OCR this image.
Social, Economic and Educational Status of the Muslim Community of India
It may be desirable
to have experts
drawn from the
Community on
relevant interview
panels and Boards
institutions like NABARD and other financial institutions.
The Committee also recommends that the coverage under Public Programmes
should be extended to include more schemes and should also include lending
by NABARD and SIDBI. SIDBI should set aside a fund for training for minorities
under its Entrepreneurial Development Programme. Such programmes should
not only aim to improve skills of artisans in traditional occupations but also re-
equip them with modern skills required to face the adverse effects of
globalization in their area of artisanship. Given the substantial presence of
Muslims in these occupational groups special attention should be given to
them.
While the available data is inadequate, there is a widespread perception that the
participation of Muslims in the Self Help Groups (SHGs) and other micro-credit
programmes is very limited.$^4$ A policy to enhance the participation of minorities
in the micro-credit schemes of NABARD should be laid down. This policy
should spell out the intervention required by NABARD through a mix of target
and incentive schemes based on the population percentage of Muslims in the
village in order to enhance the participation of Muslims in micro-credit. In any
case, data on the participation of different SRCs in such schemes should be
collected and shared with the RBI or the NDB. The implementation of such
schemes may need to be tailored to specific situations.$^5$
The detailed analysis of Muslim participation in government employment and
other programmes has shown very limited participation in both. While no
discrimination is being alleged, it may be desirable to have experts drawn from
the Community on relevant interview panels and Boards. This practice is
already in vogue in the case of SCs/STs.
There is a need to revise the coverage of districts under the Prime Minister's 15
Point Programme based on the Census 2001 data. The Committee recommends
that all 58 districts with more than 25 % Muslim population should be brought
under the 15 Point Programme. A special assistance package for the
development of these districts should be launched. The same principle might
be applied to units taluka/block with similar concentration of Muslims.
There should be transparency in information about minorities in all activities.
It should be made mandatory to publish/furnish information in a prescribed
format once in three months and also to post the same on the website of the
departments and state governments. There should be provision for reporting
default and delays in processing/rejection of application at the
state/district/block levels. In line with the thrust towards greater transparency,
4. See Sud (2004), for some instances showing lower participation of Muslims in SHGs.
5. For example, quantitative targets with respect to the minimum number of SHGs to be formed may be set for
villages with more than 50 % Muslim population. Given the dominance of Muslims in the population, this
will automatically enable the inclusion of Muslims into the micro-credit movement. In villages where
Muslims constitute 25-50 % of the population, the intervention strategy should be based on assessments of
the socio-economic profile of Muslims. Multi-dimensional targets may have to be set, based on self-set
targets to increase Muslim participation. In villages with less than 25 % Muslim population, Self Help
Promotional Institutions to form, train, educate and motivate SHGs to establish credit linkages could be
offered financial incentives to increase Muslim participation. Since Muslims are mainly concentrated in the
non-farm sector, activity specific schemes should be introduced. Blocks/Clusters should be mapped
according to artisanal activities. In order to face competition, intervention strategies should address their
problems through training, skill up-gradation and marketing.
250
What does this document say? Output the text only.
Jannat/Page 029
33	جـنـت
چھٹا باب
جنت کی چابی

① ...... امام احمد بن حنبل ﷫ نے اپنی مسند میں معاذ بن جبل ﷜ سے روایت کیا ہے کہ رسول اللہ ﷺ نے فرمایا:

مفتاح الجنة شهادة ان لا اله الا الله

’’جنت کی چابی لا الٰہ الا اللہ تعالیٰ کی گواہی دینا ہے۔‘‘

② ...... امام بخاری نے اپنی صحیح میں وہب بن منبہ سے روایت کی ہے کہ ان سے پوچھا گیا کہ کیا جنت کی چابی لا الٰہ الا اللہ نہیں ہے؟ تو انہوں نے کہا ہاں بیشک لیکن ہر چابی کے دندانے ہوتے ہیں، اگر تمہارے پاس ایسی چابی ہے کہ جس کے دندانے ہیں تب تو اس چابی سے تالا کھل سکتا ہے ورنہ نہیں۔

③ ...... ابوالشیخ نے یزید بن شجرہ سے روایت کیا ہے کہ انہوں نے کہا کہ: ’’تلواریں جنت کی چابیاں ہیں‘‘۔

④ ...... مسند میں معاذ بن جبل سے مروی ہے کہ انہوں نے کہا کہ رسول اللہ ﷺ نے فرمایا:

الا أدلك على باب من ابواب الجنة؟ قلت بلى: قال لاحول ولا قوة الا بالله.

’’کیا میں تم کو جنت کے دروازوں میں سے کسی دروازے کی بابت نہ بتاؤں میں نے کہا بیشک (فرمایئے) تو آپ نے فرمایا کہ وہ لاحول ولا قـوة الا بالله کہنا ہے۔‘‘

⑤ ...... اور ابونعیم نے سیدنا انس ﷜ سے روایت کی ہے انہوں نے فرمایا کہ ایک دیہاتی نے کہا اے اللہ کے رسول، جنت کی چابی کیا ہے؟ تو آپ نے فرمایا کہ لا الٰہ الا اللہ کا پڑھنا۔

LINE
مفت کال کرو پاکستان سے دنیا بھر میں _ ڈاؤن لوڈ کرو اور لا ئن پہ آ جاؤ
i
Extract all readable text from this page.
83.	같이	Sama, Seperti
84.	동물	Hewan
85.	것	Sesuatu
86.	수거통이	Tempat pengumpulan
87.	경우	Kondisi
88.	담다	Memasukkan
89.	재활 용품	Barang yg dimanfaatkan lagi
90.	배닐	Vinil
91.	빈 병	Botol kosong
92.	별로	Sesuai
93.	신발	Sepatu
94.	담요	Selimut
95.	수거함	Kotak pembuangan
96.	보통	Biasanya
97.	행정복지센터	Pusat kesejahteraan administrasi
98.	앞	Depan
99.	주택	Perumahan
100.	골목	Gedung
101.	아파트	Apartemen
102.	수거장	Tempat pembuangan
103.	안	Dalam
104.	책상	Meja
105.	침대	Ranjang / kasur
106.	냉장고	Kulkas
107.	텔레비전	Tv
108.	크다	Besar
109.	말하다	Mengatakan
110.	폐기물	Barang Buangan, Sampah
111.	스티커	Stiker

DESCRIPTION OF THE TASK →
Each line above is to be repeated exactly.

RESULT OF THE EXERCISE →
OCR this image.
Social, Economic and Educational Status of the Muslim Community of India
It may be desirable
to have experts
drawn from the
Community on
relevant interview
panels and Boards
institutions like NABARD and other financial institutions.
The Committee also recommends that the coverage under Public Programmes
should be extended to include more schemes and should also include lending
by NABARD and SIDBI. SIDBI should set aside a fund for training for minorities
under its Entrepreneurial Development Programme. Such programmes should
not only aim to improve skills of artisans in traditional occupations but also re-
equip them with modern skills required to face the adverse effects of
globalization in their area of artisanship. Given the substantial presence of
Muslims in these occupational groups special attention should be given to
them.
While the available data is inadequate, there is a widespread perception that the
participation of Muslims in the Self Help Groups (SHGs) and other micro-credit
programmes is very limited.$^4$ A policy to enhance the participation of minorities
in the micro-credit schemes of NABARD should be laid down. This policy
should spell out the intervention required by NABARD through a mix of target
and incentive schemes based on the population percentage of Muslims in the
village in order to enhance the participation of Muslims in micro-credit. In any
case, data on the participation of different SRCs in such schemes should be
collected and shared with the RBI or the NDB. The implementation of such
schemes may need to be tailored to specific situations.$^5$
The detailed analysis of Muslim participation in government employment and
other programmes has shown very limited participation in both. While no
discrimination is being alleged, it may be desirable to have experts drawn from
the Community on relevant interview panels and Boards. This practice is
already in vogue in the case of SCs/STs.
There is a need to revise the coverage of districts under the Prime Minister's 15
Point Programme based on the Census 2001 data. The Committee recommends
that all 58 districts with more than 25 % Muslim population should be brought
under the 15 Point Programme. A special assistance package for the
development of these districts should be launched. The same principle might
be applied to units taluka/block with similar concentration of Muslims.
There should be transparency in information about minorities in all activities.
It should be made mandatory to publish/furnish information in a prescribed
format once in three months and also to post the same on the website of the
departments and state governments. There should be provision for reporting
default and delays in processing/rejection of application at the
state/district/block levels. In line with the thrust towards greater transparency,
4. See Sud (2004), for some instances showing lower participation of Muslims in SHGs.
5. For example, quantitative targets with respect to the minimum number of SHGs to be formed may be set for
villages with more than 50 % Muslim population. Given the dominance of Muslims in the population, this
will automatically enable the inclusion of Muslims into the micro-credit movement. In villages where
Muslims constitute 25-50 % of the population, the intervention strategy should be based on assessments of
the socio-economic profile of Muslims. Multi-dimensional targets may have to be set, based on self-set
targets to increase Muslim participation. In villages with less than 25 % Muslim population, Self Help
Promotional Institutions to form, train, educate and motivate SHGs to establish credit linkages could be
offered financial incentives to increase Muslim participation. Since Muslims are mainly concentrated in the
non-farm sector, activity specific schemes should be introduced. Blocks/Clusters should be mapped
according to artisanal activities. In order to face competition, intervention strategies should address their
problems through training, skill up-gradation and marketing.
250
What does this document say? Output the text only.
Jannat/Page 029
33	جـنـت
چھٹا باب
جنت کی چابی

① ...... امام احمد بن حنبل ﷫ نے اپنی مسند میں معاذ بن جبل ﷜ سے روایت کیا ہے کہ رسول اللہ ﷺ نے فرمایا:

مفتاح الجنة شهادة ان لا اله الا الله

’’جنت کی چابی لا الٰہ الا اللہ تعالیٰ کی گواہی دینا ہے۔‘‘

② ...... امام بخاری نے اپنی صحیح میں وہب بن منبہ سے روایت کی ہے کہ ان سے پوچھا گیا کہ کیا جنت کی چابی لا الٰہ الا اللہ نہیں ہے؟ تو انہوں نے کہا ہاں بیشک لیکن ہر چابی کے دندانے ہوتے ہیں، اگر تمہارے پاس ایسی چابی ہے کہ جس کے دندانے ہیں تب تو اس چابی سے تالا کھل سکتا ہے ورنہ نہیں۔

③ ...... ابوالشیخ نے یزید بن شجرہ سے روایت کیا ہے کہ انہوں نے کہا کہ: ’’تلواریں جنت کی چابیاں ہیں‘‘۔

④ ...... مسند میں معاذ بن جبل سے مروی ہے کہ انہوں نے کہا کہ رسول اللہ ﷺ نے فرمایا:

الا أدلك على باب من ابواب الجنة؟ قلت بلى: قال لاحول ولا قوة الا بالله.

’’کیا میں تم کو جنت کے دروازوں میں سے کسی دروازے کی بابت نہ بتاؤں میں نے کہا بیشک (فرمایئے) تو آپ نے فرمایا کہ وہ لاحول ولا قـوة الا بالله کہنا ہے۔‘‘

⑤ ...... اور ابونعیم نے سیدنا انس ﷜ سے روایت کی ہے انہوں نے فرمایا کہ ایک دیہاتی نے کہا اے اللہ کے رسول، جنت کی چابی کیا ہے؟ تو آپ نے فرمایا کہ لا الٰہ الا اللہ کا پڑھنا۔

LINE
مفت کال کرو پاکستان سے دنیا بھر میں _ ڈاؤن لوڈ کرو اور لا ئن پہ آ جاؤ
i
Extract all readable text from this page.
83.	같이	Sama, Seperti
84.	동물	Hewan
85.	것	Sesuatu
86.	수거통이	Tempat pengumpulan
87.	경우	Kondisi
88.	담다	Memasukkan
89.	재활 용품	Barang yg dimanfaatkan lagi
90.	배닐	Vinil
91.	빈 병	Botol kosong
92.	별로	Sesuai
93.	신발	Sepatu
94.	담요	Selimut
95.	수거함	Kotak pembuangan
96.	보통	Biasanya
97.	행정복지센터	Pusat kesejahteraan administrasi
98.	앞	Depan
99.	주택	Perumahan
100.	골목	Gedung
101.	아파트	Apartemen
102.	수거장	Tempat pembuangan
103.	안	Dalam
104.	책상	Meja
105.	침대	Ranjang / kasur
106.	냉장고	Kulkas
107.	텔레비전	Tv
108.	크다	Besar
109.	말하다	Mengatakan
110.	폐기물	Barang Buangan, Sampah
111.	스티커	Stiker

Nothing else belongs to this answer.